**YOUR GOAL:** Could you copy every line from the material below in which "label" appears?

>> START MATERIAL TO PROCESS

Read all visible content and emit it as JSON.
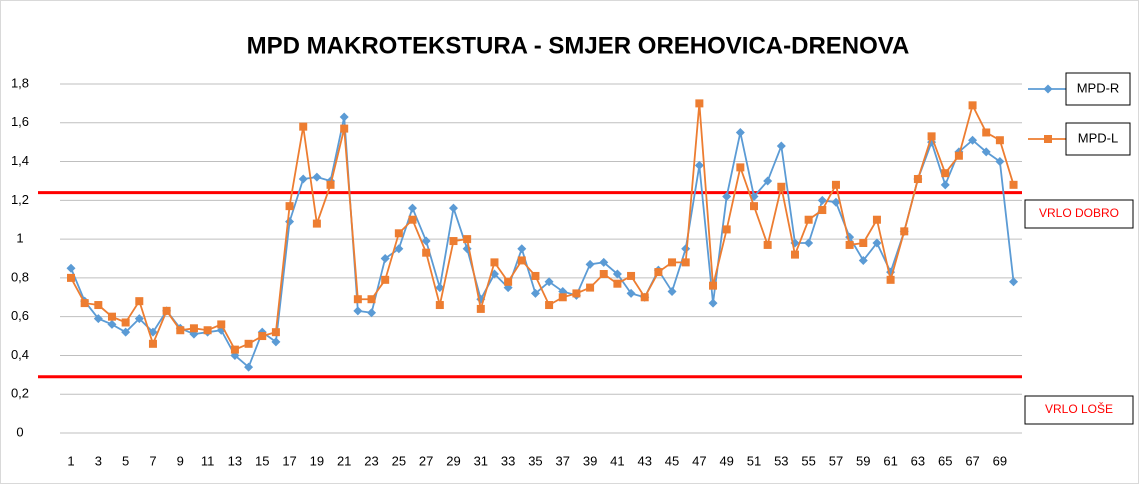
{
  "chart_data": {
    "type": "line",
    "title": "MPD MAKROTEKSTURA - SMJER OREHOVICA-DRENOVA",
    "categories": [
      "1",
      null,
      "3",
      null,
      "5",
      null,
      "7",
      null,
      "9",
      null,
      "11",
      null,
      "13",
      null,
      "15",
      null,
      "17",
      null,
      "19",
      null,
      "21",
      null,
      "23",
      null,
      "25",
      null,
      "27",
      null,
      "29",
      null,
      "31",
      null,
      "33",
      null,
      "35",
      null,
      "37",
      null,
      "39",
      null,
      "41",
      null,
      "43",
      null,
      "45",
      null,
      "47",
      null,
      "49",
      null,
      "51",
      null,
      "53",
      null,
      "55",
      null,
      "57",
      null,
      "59",
      null,
      "61",
      null,
      "63",
      null,
      "65",
      null,
      "67",
      null,
      "69",
      null
    ],
    "series": [
      {
        "name": "MPD-R",
        "color": "#5b9bd5",
        "marker": "diamond",
        "values": [
          0.85,
          0.68,
          0.59,
          0.56,
          0.52,
          0.59,
          0.52,
          0.63,
          0.54,
          0.51,
          0.52,
          0.53,
          0.4,
          0.34,
          0.52,
          0.47,
          1.09,
          1.31,
          1.32,
          1.3,
          1.63,
          0.63,
          0.62,
          0.9,
          0.95,
          1.16,
          0.99,
          0.75,
          1.16,
          0.95,
          0.69,
          0.82,
          0.75,
          0.95,
          0.72,
          0.78,
          0.73,
          0.71,
          0.87,
          0.88,
          0.82,
          0.72,
          0.7,
          0.84,
          0.73,
          0.95,
          1.38,
          0.67,
          1.22,
          1.55,
          1.22,
          1.3,
          1.48,
          0.98,
          0.98,
          1.2,
          1.19,
          1.01,
          0.89,
          0.98,
          0.83,
          1.04,
          1.31,
          1.5,
          1.28,
          1.45,
          1.51,
          1.45,
          1.4,
          0.78
        ]
      },
      {
        "name": "MPD-L",
        "color": "#ed7d31",
        "marker": "square",
        "values": [
          0.8,
          0.67,
          0.66,
          0.6,
          0.57,
          0.68,
          0.46,
          0.63,
          0.53,
          0.54,
          0.53,
          0.56,
          0.43,
          0.46,
          0.5,
          0.52,
          1.17,
          1.58,
          1.08,
          1.28,
          1.57,
          0.69,
          0.69,
          0.79,
          1.03,
          1.1,
          0.93,
          0.66,
          0.99,
          1.0,
          0.64,
          0.88,
          0.78,
          0.89,
          0.81,
          0.66,
          0.7,
          0.72,
          0.75,
          0.82,
          0.77,
          0.81,
          0.7,
          0.83,
          0.88,
          0.88,
          1.7,
          0.76,
          1.05,
          1.37,
          1.17,
          0.97,
          1.27,
          0.92,
          1.1,
          1.15,
          1.28,
          0.97,
          0.98,
          1.1,
          0.79,
          1.04,
          1.31,
          1.53,
          1.34,
          1.43,
          1.69,
          1.55,
          1.51,
          1.28
        ]
      }
    ],
    "ylim": [
      0,
      1.8
    ],
    "yticks": [
      0,
      {
        "value": 0.2,
        "label": "0,2"
      },
      {
        "value": 0.4,
        "label": "0,4"
      },
      {
        "value": 0.6,
        "label": "0,6"
      },
      {
        "value": 0.8,
        "label": "0,8"
      },
      1,
      {
        "value": 1.2,
        "label": "1,2"
      },
      {
        "value": 1.4,
        "label": "1,4"
      },
      {
        "value": 1.6,
        "label": "1,6"
      },
      {
        "value": 1.8,
        "label": "1,8"
      }
    ],
    "grid": true,
    "legend": "right",
    "reference_lines": [
      {
        "value": 1.24,
        "color": "#ff0000",
        "label": "VRLO DOBRO"
      },
      {
        "value": 0.29,
        "color": "#ff0000",
        "label": "VRLO LOŠE"
      }
    ]
  }
}
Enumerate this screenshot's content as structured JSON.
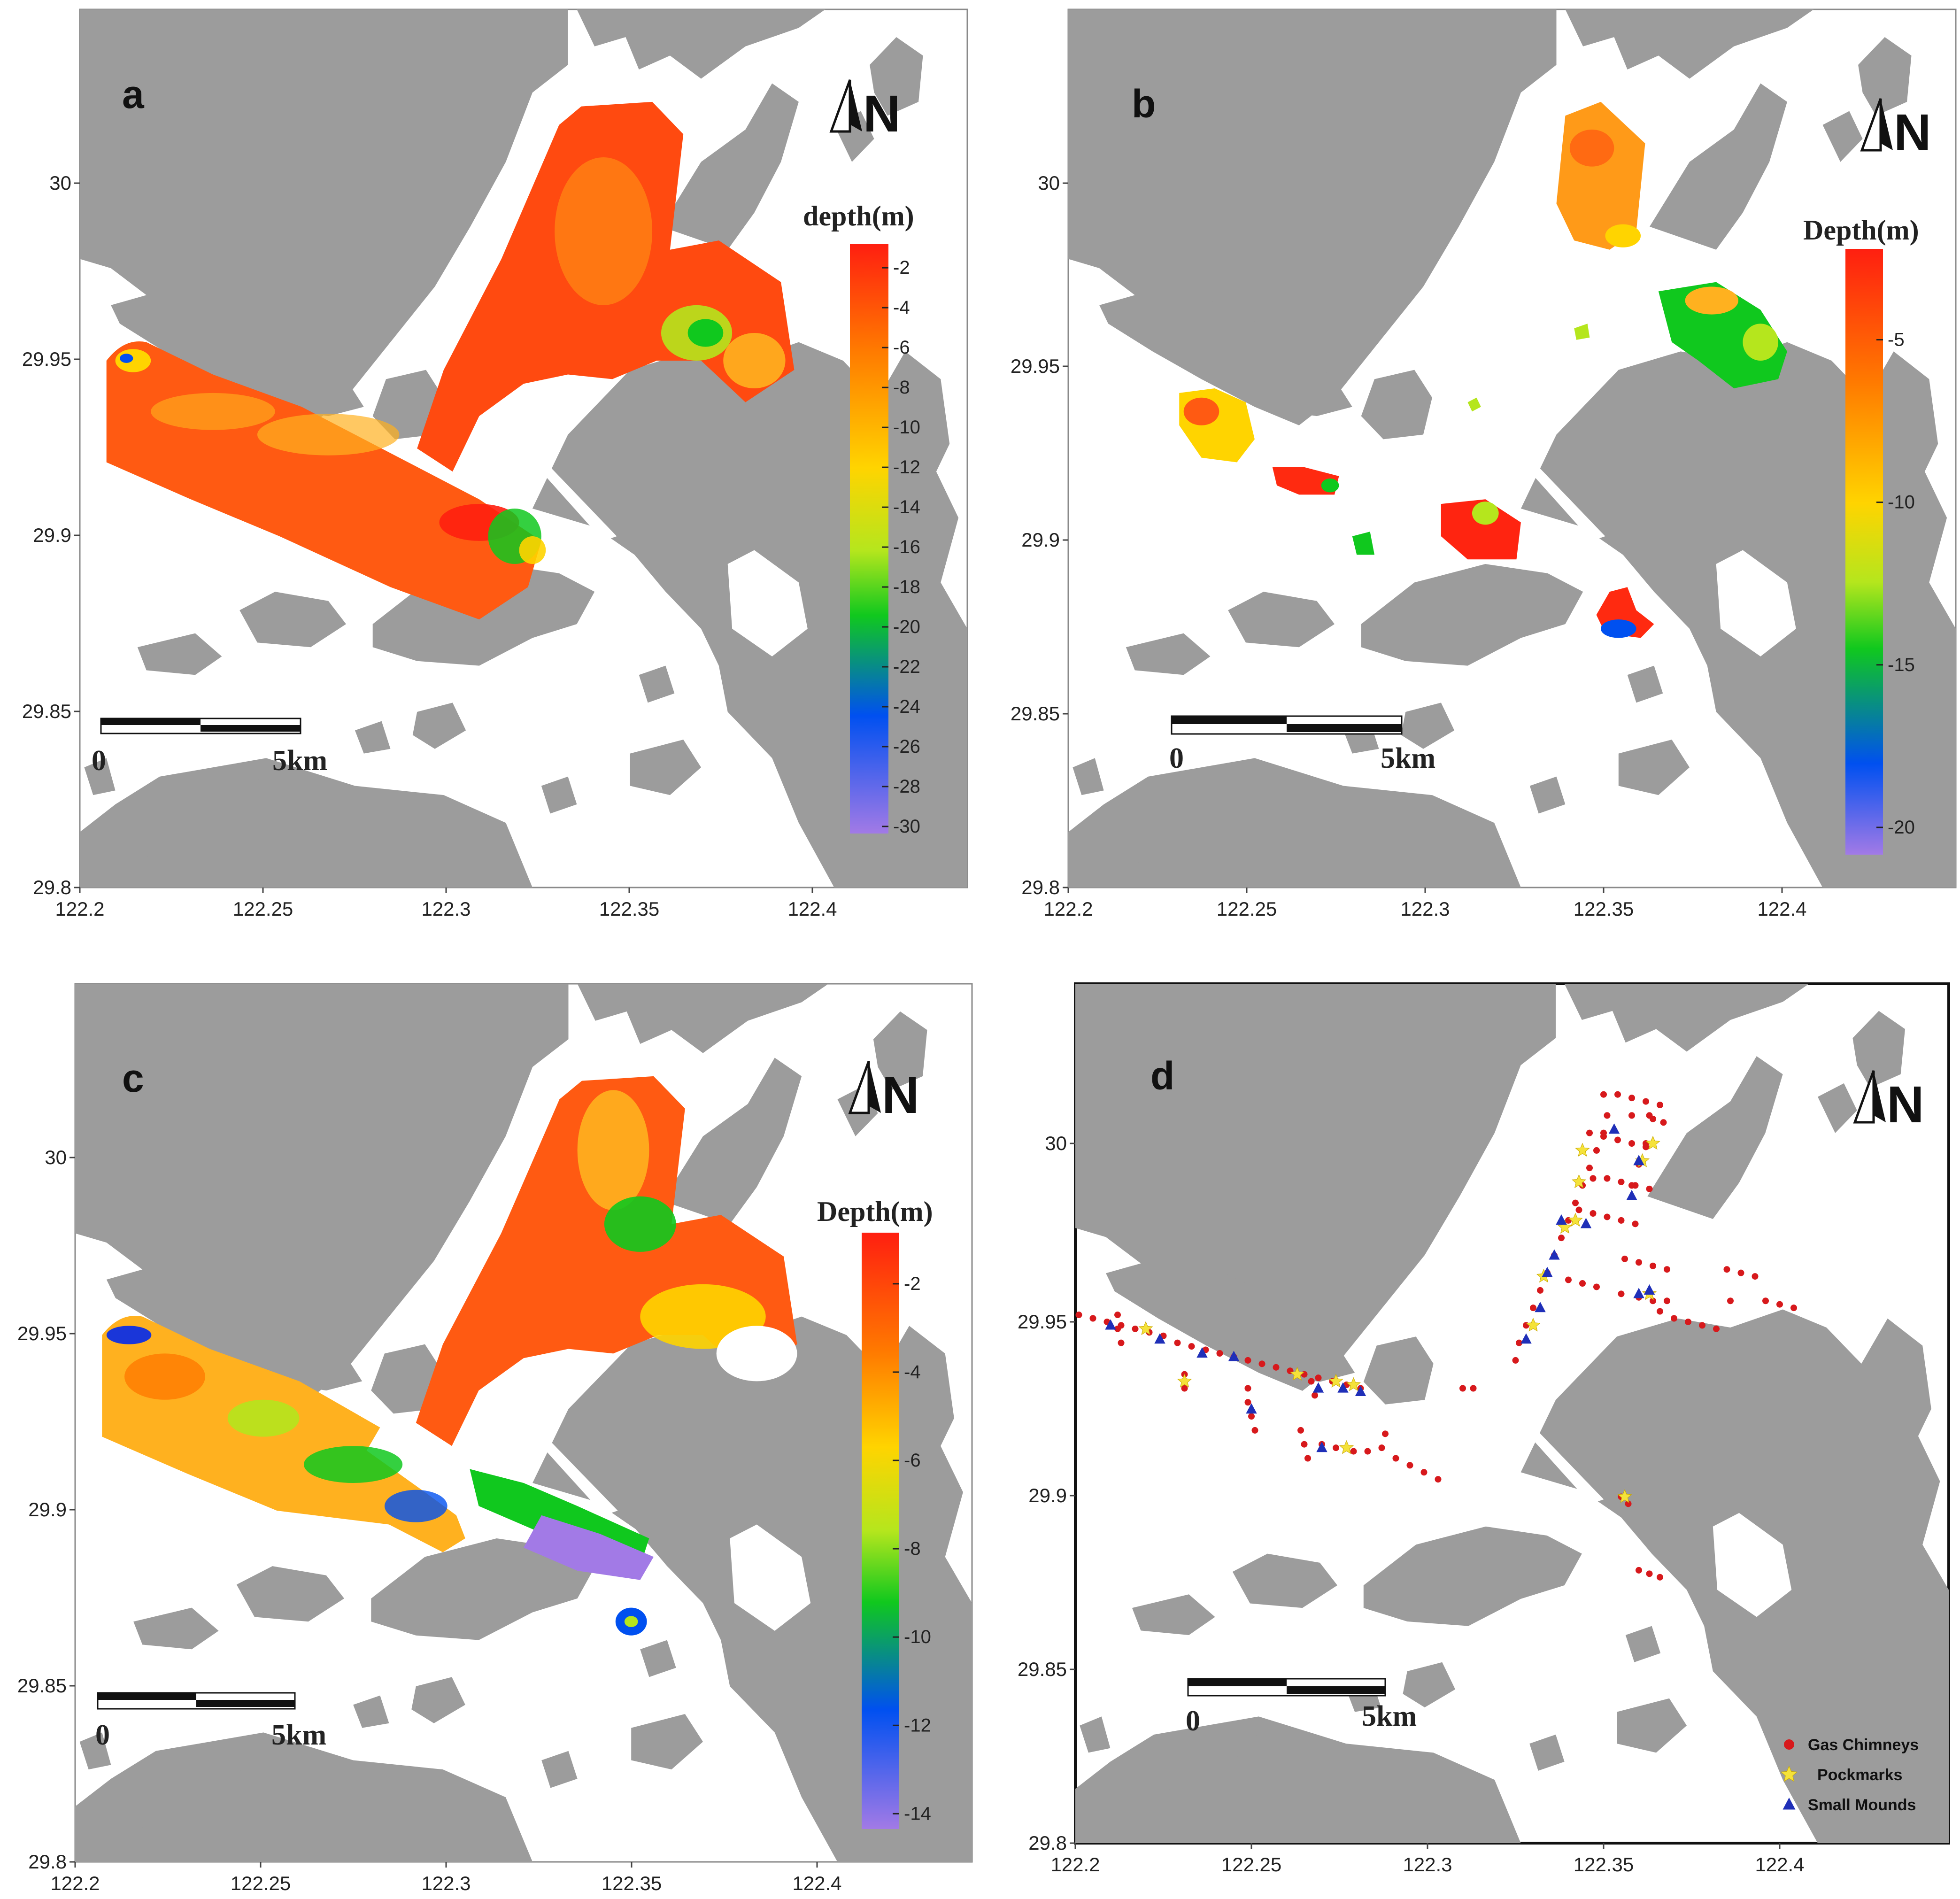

>> END MATERIAL TO PROCESS

**RESPONSE FOR THIS EXERCISE:**
        "label": "0,2"
        "label": "0,4"
        "label": "0,6"
        "label": "0,8"
        "label": "1,2"
        "label": "1,4"
        "label": "1,6"
        "label": "1,8"
        "label": "VRLO DOBRO"
        "label": "VRLO LOŠE"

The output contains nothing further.